:: SOURCE DOCUMENT ::
===

3. Old stuff
          3.2. Old physio stuff (around 2005)
              3.2.8. Microbiology
                  3.2.8.1. Gram-positive cocci
                      3.2.8.1.2. Streptococcus
 3.2.8.1.2.3. Streptococcus pneumoniae 

Streptococcus Pneumoniae

a.k.a. pneumonococcus.

Characteristics/Epidemiology

Obligate parasite of human

Nasopharynx in carriers.

Pathogenesis/Transmission

Droplets from nose in carriers.

 

 

Pathogenicity

1. Capsule

Capsule is antiphagocytic (protection from PMN in absence of anti-capsular antibodies), and antigenic.

85 capsular serotypes, 20 of which accounts for majority of infections.

2. Autolysin

Peptidoglycan hydrolase in bacterial cell wall.

Normally inactive.

Can be triggered fo by surface-active agents, beta-lactam antibiotics, or aging.

Causes (s. pneumoniae) cell lysis, producing pneumolysin.

3. Pneumolysin

Normally within the cytosol of intact s. pneumoniae.

Released by autolysin.

Causes lysis by attacking mammalian cell membrane.

Clinical significance

Most common cause of pneumonia and otitis media

More susceptible individuals - malnutrition, alcoholism, post viral respiratory infections, immunocompromised, sickle cell disease, splenectomy.

1. Acute bacterial pneumonia

Often preceded by an upper respiratory viral infection.

-> due to increased volume and viscosity of secretion and inhibited action of bronchial cilia.

 

2. Otitis media

Most commonly caused by s. pneumoniae.

Other common causes are Haemophilus influenzae, and Moraxella catarrhalis

 

3. Bacteremia

 

4. Meningitis

Haemophilus influenzae used to be the leading cause, until vaccination.

S. pneumoniae is the second most common cause.

Neisseria meningitidis is the most common cause.

Laboratory identification

Lancet-shaped, tend to occur in pairs.

Encapsulated.

alpha-hemolytic.

===

:: DATA EXCERPTS ::
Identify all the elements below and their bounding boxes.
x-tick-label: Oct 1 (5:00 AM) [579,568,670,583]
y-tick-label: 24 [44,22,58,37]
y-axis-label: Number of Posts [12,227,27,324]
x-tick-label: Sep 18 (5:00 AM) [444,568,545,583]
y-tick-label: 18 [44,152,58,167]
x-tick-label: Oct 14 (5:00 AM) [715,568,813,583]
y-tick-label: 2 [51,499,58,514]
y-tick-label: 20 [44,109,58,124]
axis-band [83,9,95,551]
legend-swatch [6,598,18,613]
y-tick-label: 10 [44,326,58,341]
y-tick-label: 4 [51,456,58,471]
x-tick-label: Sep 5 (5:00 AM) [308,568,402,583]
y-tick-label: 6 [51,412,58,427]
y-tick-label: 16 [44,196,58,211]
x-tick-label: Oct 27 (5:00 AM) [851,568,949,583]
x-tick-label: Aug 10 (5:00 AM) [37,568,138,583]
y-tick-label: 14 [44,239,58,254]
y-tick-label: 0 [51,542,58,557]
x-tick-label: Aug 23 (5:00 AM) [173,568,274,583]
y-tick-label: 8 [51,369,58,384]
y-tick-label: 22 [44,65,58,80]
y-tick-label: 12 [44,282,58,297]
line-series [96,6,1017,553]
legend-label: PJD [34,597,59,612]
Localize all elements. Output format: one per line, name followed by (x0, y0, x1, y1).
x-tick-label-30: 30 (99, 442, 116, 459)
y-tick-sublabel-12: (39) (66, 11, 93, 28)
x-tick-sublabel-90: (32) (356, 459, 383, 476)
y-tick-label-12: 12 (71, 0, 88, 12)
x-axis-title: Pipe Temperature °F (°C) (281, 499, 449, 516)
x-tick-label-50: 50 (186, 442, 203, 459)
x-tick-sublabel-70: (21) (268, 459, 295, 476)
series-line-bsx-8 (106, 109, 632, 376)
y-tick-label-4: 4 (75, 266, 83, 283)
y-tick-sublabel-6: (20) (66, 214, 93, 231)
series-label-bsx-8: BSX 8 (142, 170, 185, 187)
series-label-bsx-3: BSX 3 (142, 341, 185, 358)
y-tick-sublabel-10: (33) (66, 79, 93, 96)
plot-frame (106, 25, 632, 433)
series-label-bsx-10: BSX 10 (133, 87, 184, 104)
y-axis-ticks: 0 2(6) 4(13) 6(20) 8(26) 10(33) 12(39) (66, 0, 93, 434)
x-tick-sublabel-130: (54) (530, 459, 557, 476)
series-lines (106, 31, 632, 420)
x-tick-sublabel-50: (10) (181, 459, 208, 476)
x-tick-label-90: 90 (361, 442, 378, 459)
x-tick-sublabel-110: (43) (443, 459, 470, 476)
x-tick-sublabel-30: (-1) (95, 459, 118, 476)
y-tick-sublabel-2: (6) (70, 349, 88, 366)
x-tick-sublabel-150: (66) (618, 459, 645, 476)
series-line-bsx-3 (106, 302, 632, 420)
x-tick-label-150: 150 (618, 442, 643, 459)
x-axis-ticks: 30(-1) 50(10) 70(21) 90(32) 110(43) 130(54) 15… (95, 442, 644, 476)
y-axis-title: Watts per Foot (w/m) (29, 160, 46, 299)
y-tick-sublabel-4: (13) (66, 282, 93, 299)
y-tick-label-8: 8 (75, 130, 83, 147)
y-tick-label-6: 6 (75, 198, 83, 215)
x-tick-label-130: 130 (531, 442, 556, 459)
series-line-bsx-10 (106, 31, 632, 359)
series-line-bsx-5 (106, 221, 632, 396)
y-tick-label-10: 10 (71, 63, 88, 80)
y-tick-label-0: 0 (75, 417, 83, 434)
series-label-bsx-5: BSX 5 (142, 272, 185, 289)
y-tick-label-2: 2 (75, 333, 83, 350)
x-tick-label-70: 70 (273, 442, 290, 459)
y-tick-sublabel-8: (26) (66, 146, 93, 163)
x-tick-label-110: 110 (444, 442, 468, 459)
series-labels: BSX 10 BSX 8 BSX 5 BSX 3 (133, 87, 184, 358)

===

:: EXERCISE AIM ::
In the Streptococcus pneumoniae notes, substitute "thickness" for "viscosity" and reproduce the text between "More susceptible individuals" and "of bronchial cilia.", inclusive. The lines have no connection to the Streptococcus pneumoniae notes.

:: EXERCISE RESULT ::
More susceptible individuals - malnutrition, alcoholism, post viral respiratory infections, immunocompromised, sickle cell disease, splenectomy.

1. Acute bacterial pneumonia

Often preceded by an upper respiratory viral infection.

-> due to increased volume and thickness of secretion and inhibited action of bronchial cilia.